What this task involves.
Type out all the records word for word. Any pictures are to be left out.

Records for the task.
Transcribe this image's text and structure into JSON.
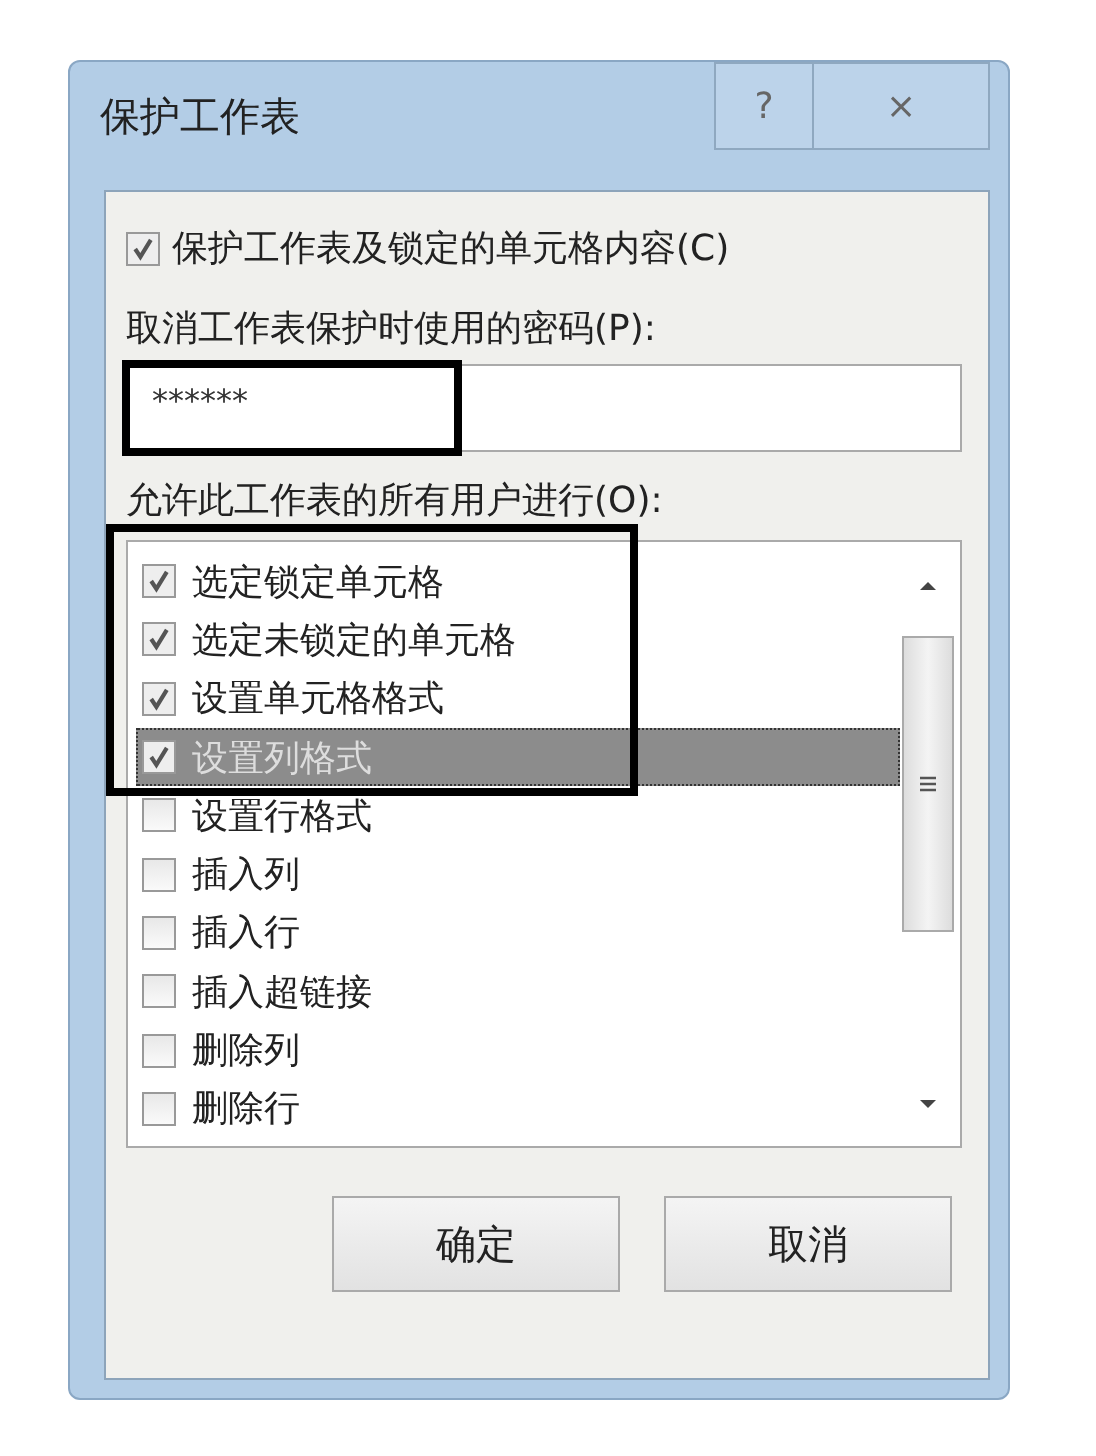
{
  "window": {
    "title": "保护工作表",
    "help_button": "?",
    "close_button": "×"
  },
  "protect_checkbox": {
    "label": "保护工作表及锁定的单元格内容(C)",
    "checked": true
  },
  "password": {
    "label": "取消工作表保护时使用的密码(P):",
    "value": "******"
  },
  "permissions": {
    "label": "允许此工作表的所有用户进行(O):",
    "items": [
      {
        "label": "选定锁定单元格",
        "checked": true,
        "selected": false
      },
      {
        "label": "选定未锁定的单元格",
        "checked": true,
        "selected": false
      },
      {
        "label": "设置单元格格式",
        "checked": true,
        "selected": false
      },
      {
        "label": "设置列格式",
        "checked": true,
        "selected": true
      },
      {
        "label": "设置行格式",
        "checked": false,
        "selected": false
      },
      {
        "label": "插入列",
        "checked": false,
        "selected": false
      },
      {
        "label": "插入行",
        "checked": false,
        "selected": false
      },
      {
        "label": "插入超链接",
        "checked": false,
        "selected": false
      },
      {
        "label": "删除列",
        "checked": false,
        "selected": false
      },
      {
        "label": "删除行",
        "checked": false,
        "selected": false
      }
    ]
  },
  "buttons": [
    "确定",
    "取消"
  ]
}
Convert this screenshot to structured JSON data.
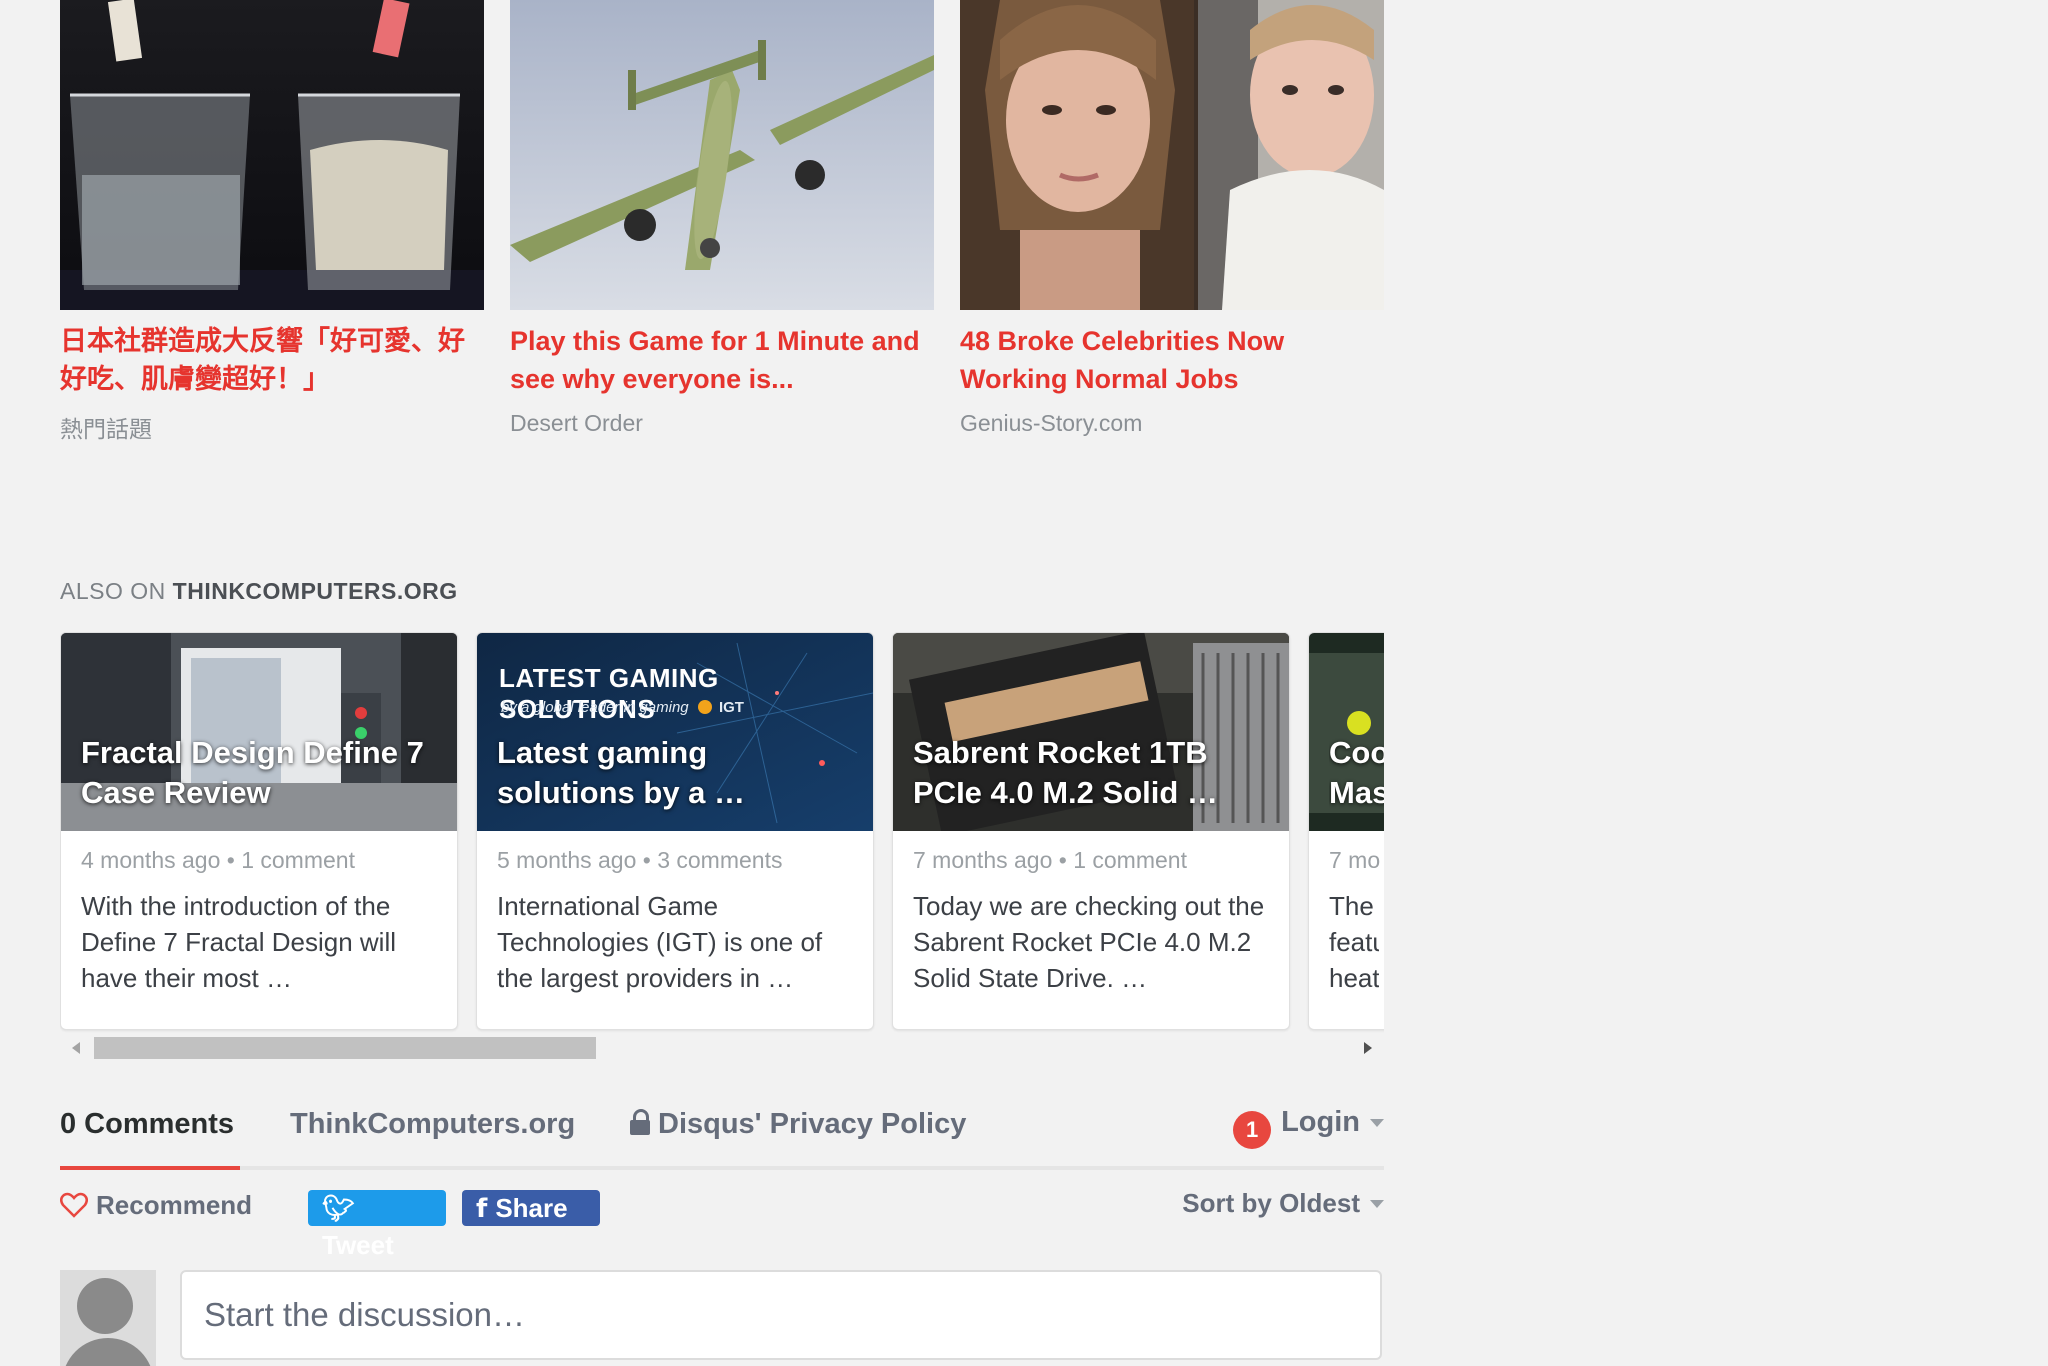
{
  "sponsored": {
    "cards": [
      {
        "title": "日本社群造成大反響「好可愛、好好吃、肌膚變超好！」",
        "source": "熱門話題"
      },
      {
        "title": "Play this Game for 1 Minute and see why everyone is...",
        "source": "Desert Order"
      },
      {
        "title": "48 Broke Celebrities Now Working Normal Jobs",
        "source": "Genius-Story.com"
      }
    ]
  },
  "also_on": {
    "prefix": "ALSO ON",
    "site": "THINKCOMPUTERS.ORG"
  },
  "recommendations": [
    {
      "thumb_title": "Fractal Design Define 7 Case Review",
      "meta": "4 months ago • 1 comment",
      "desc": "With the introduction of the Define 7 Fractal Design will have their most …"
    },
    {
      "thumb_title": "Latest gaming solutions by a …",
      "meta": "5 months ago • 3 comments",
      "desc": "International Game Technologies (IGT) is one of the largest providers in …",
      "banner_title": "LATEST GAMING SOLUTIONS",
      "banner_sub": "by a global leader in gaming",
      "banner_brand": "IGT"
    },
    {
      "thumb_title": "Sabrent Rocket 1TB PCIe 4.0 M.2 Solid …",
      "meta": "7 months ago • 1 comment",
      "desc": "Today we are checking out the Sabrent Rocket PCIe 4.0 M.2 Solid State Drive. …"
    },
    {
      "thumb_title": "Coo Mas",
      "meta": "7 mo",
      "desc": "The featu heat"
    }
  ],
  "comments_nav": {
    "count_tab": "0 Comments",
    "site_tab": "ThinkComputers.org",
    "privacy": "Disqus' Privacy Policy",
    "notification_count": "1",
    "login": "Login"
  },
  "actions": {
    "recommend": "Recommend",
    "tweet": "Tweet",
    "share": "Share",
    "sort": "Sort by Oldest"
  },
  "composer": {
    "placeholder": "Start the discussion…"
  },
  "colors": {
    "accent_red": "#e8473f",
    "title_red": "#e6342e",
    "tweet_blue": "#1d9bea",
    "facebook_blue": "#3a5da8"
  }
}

Written response.
Transcribe this image's text and structure into JSON.
{
  "window": {
    "title": "保护工作表",
    "help_button": "?",
    "close_button": "×"
  },
  "protect_checkbox": {
    "label": "保护工作表及锁定的单元格内容(C)",
    "checked": true
  },
  "password": {
    "label": "取消工作表保护时使用的密码(P):",
    "value": "******"
  },
  "permissions": {
    "label": "允许此工作表的所有用户进行(O):",
    "items": [
      {
        "label": "选定锁定单元格",
        "checked": true,
        "selected": false
      },
      {
        "label": "选定未锁定的单元格",
        "checked": true,
        "selected": false
      },
      {
        "label": "设置单元格格式",
        "checked": true,
        "selected": false
      },
      {
        "label": "设置列格式",
        "checked": true,
        "selected": true
      },
      {
        "label": "设置行格式",
        "checked": false,
        "selected": false
      },
      {
        "label": "插入列",
        "checked": false,
        "selected": false
      },
      {
        "label": "插入行",
        "checked": false,
        "selected": false
      },
      {
        "label": "插入超链接",
        "checked": false,
        "selected": false
      },
      {
        "label": "删除列",
        "checked": false,
        "selected": false
      },
      {
        "label": "删除行",
        "checked": false,
        "selected": false
      }
    ]
  },
  "buttons": [
    "确定",
    "取消"
  ]
}
Convert this screenshot to structured JSON data.
{
  "sponsored": {
    "cards": [
      {
        "title": "日本社群造成大反響「好可愛、好好吃、肌膚變超好！」",
        "source": "熱門話題"
      },
      {
        "title": "Play this Game for 1 Minute and see why everyone is...",
        "source": "Desert Order"
      },
      {
        "title": "48 Broke Celebrities Now Working Normal Jobs",
        "source": "Genius-Story.com"
      }
    ]
  },
  "also_on": {
    "prefix": "ALSO ON",
    "site": "THINKCOMPUTERS.ORG"
  },
  "recommendations": [
    {
      "thumb_title": "Fractal Design Define 7 Case Review",
      "meta": "4 months ago • 1 comment",
      "desc": "With the introduction of the Define 7 Fractal Design will have their most …"
    },
    {
      "thumb_title": "Latest gaming solutions by a …",
      "meta": "5 months ago • 3 comments",
      "desc": "International Game Technologies (IGT) is one of the largest providers in …",
      "banner_title": "LATEST GAMING SOLUTIONS",
      "banner_sub": "by a global leader in gaming",
      "banner_brand": "IGT"
    },
    {
      "thumb_title": "Sabrent Rocket 1TB PCIe 4.0 M.2 Solid …",
      "meta": "7 months ago • 1 comment",
      "desc": "Today we are checking out the Sabrent Rocket PCIe 4.0 M.2 Solid State Drive. …"
    },
    {
      "thumb_title": "Coo Mas",
      "meta": "7 mo",
      "desc": "The featu heat"
    }
  ],
  "comments_nav": {
    "count_tab": "0 Comments",
    "site_tab": "ThinkComputers.org",
    "privacy": "Disqus' Privacy Policy",
    "notification_count": "1",
    "login": "Login"
  },
  "actions": {
    "recommend": "Recommend",
    "tweet": "Tweet",
    "share": "Share",
    "sort": "Sort by Oldest"
  },
  "composer": {
    "placeholder": "Start the discussion…"
  },
  "colors": {
    "accent_red": "#e8473f",
    "title_red": "#e6342e",
    "tweet_blue": "#1d9bea",
    "facebook_blue": "#3a5da8"
  }
}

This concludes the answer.